Items from a dataset
-=-=-=-=-

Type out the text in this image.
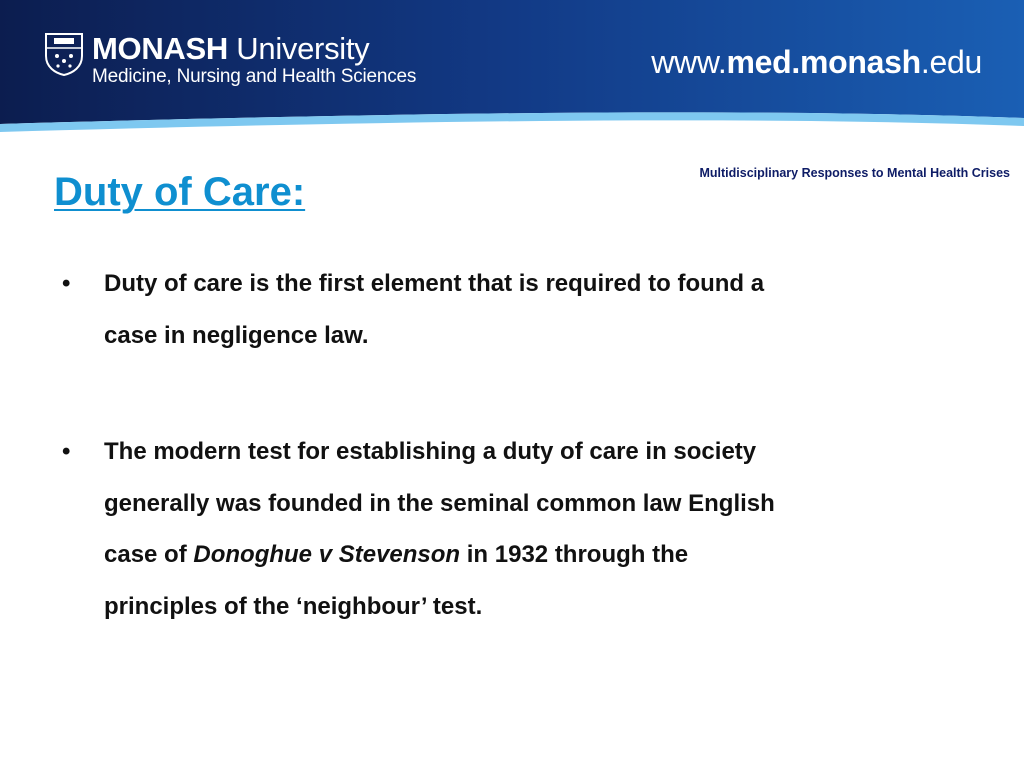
MONASH University
Medicine, Nursing and Health Sciences	www.med.monash.edu
Multidisciplinary Responses to Mental Health Crises
Duty of Care:
•	Duty of care is the first element that is required to found a case in negligence law.
•	The modern test for establishing a duty of care in society generally was founded in the seminal common law English case of Donoghue v Stevenson in 1932 through the principles of the ‘neighbour’ test.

-=-=-=-=-

=== Directions for this task ===
Except for the pictures, give all the material above again verbatim.

=== Finished exercise ===
Type out the text in this image.
MONASH University
Medicine, Nursing and Health Sciences	www.med.monash.edu
Multidisciplinary Responses to Mental Health Crises
Duty of Care:
•	Duty of care is the first element that is required to found a case in negligence law.
•	The modern test for establishing a duty of care in society generally was founded in the seminal common law English case of Donoghue v Stevenson in 1932 through the principles of the ‘neighbour’ test.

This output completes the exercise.